-- EXTRACTED INFORMATION --
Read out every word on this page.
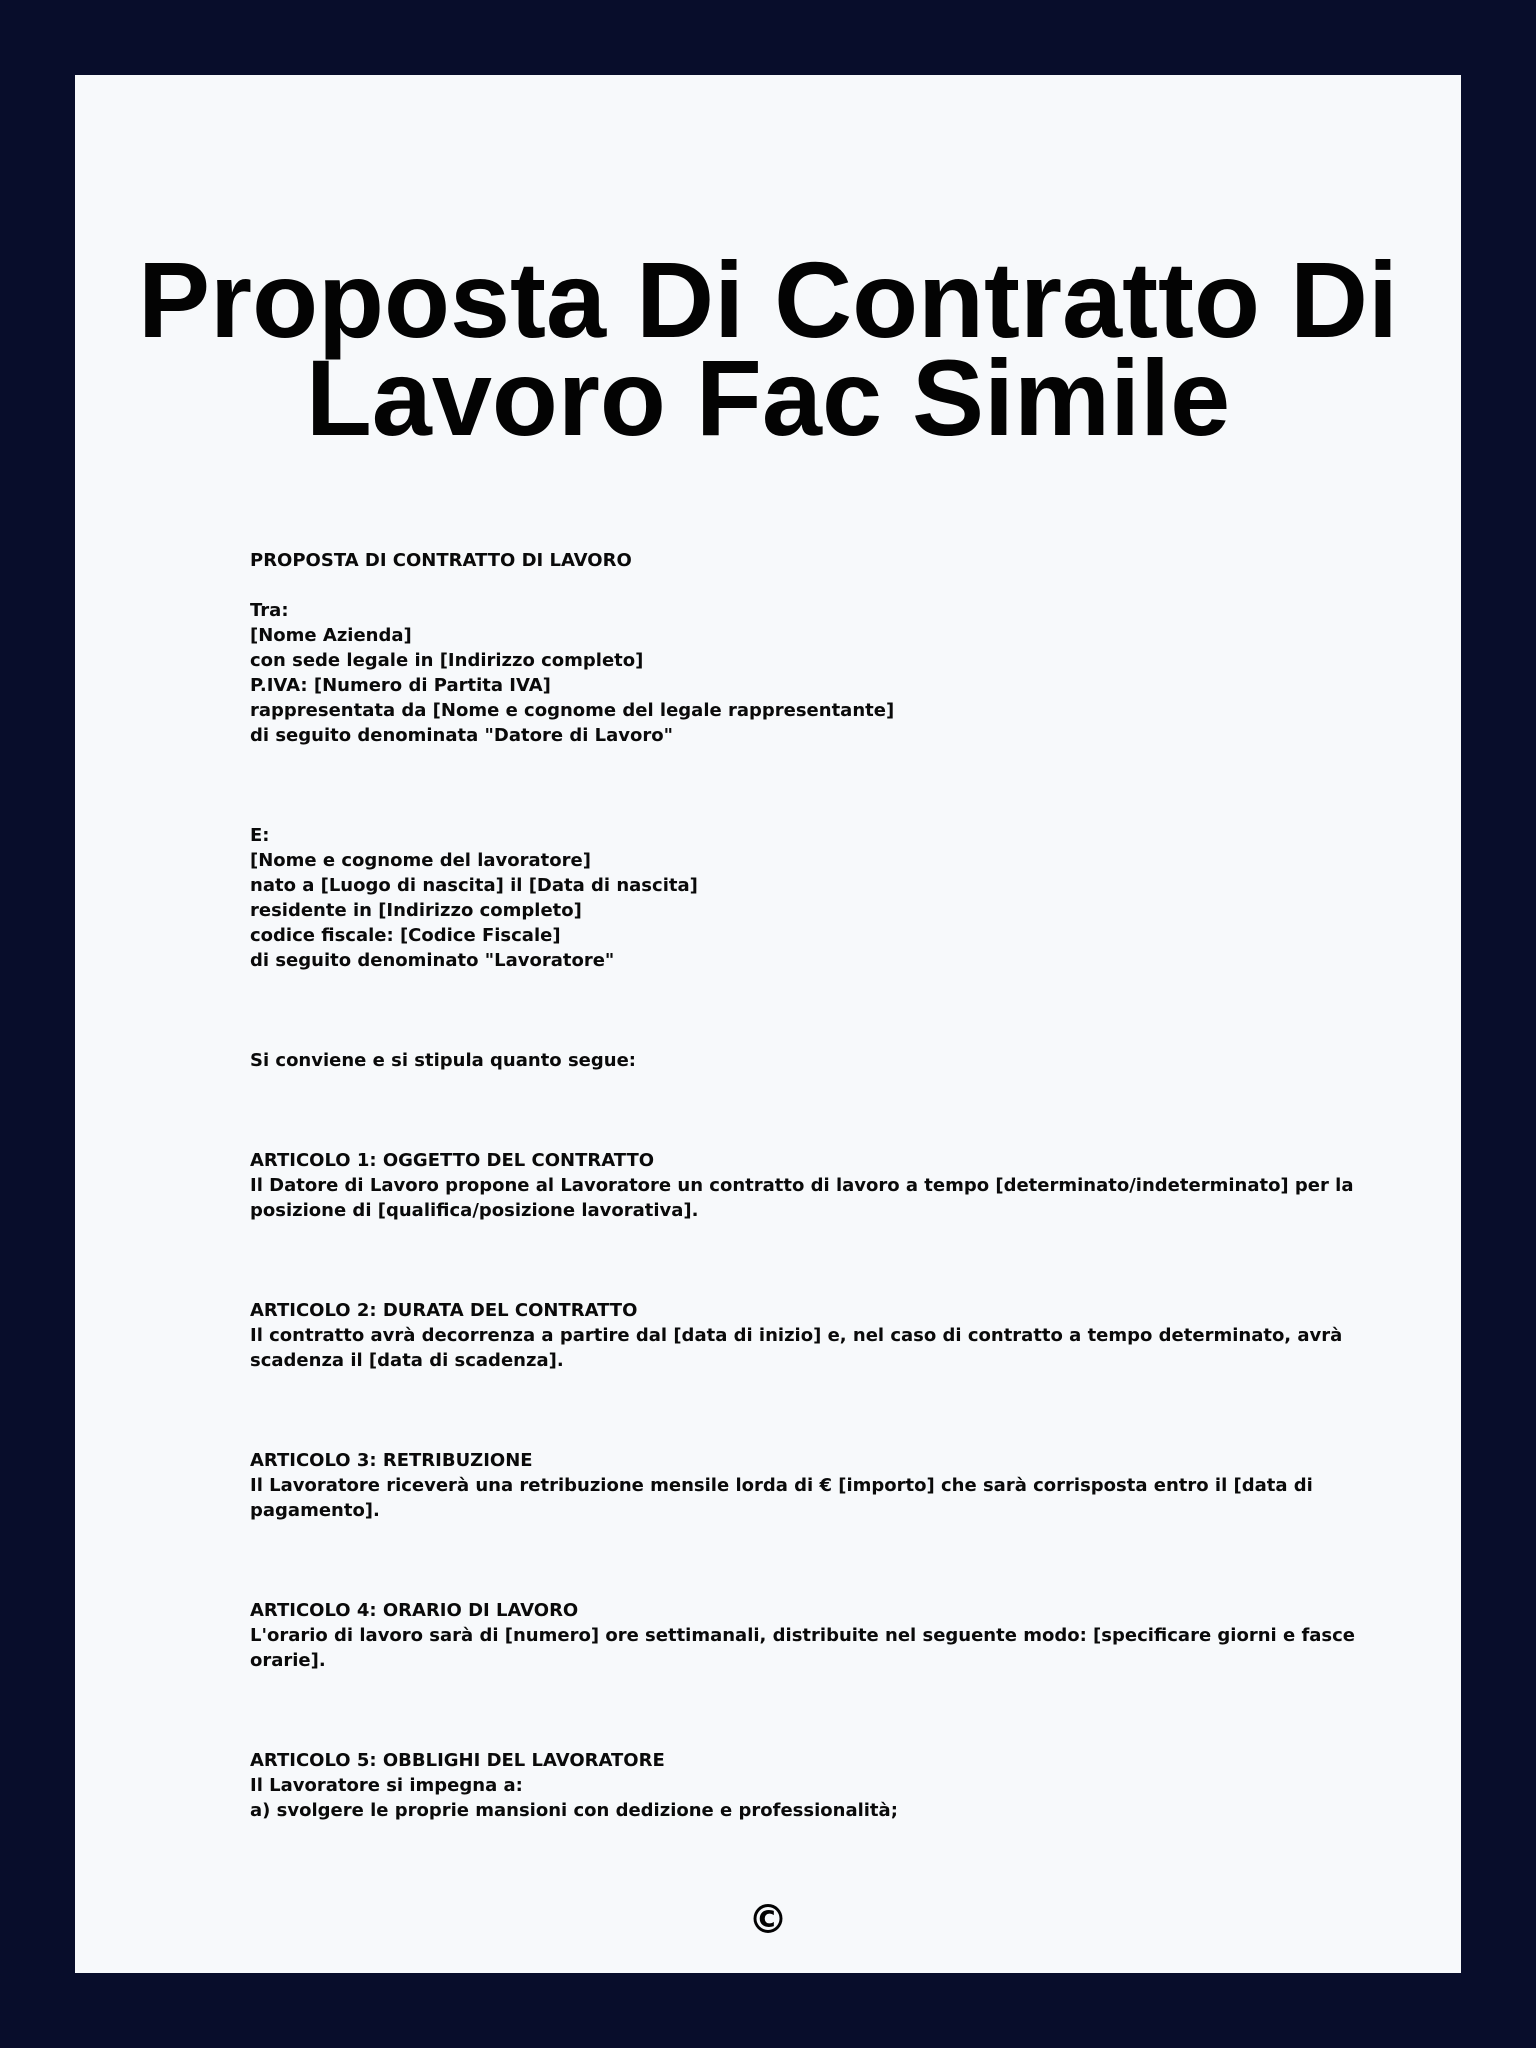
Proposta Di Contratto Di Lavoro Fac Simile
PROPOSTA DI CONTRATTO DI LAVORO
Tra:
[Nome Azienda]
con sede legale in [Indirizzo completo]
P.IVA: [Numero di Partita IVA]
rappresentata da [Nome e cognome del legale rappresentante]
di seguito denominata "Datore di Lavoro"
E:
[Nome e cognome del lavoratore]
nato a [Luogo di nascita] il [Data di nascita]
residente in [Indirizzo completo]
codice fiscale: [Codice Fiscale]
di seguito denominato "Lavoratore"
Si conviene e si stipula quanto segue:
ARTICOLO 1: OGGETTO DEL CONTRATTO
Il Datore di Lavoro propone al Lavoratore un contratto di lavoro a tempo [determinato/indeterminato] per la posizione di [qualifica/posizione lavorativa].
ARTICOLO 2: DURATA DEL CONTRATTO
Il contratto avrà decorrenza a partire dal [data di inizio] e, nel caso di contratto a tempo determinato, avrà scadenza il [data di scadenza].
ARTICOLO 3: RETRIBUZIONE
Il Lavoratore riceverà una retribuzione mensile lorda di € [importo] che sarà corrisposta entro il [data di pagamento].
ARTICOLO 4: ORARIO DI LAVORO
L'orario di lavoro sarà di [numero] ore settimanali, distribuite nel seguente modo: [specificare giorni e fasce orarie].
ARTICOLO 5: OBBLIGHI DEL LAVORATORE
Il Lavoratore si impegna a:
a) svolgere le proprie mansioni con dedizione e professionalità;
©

-- INSTRUCTION --
Take the entries shown above and quote them verbatim, passing over the pictures.

-- TASK OUTPUT --
Read out every word on this page.
Proposta Di Contratto Di Lavoro Fac Simile
PROPOSTA DI CONTRATTO DI LAVORO
Tra:
[Nome Azienda]
con sede legale in [Indirizzo completo]
P.IVA: [Numero di Partita IVA]
rappresentata da [Nome e cognome del legale rappresentante]
di seguito denominata "Datore di Lavoro"
E:
[Nome e cognome del lavoratore]
nato a [Luogo di nascita] il [Data di nascita]
residente in [Indirizzo completo]
codice fiscale: [Codice Fiscale]
di seguito denominato "Lavoratore"
Si conviene e si stipula quanto segue:
ARTICOLO 1: OGGETTO DEL CONTRATTO
Il Datore di Lavoro propone al Lavoratore un contratto di lavoro a tempo [determinato/indeterminato] per la posizione di [qualifica/posizione lavorativa].
ARTICOLO 2: DURATA DEL CONTRATTO
Il contratto avrà decorrenza a partire dal [data di inizio] e, nel caso di contratto a tempo determinato, avrà scadenza il [data di scadenza].
ARTICOLO 3: RETRIBUZIONE
Il Lavoratore riceverà una retribuzione mensile lorda di € [importo] che sarà corrisposta entro il [data di pagamento].
ARTICOLO 4: ORARIO DI LAVORO
L'orario di lavoro sarà di [numero] ore settimanali, distribuite nel seguente modo: [specificare giorni e fasce orarie].
ARTICOLO 5: OBBLIGHI DEL LAVORATORE
Il Lavoratore si impegna a:
a) svolgere le proprie mansioni con dedizione e professionalità;
©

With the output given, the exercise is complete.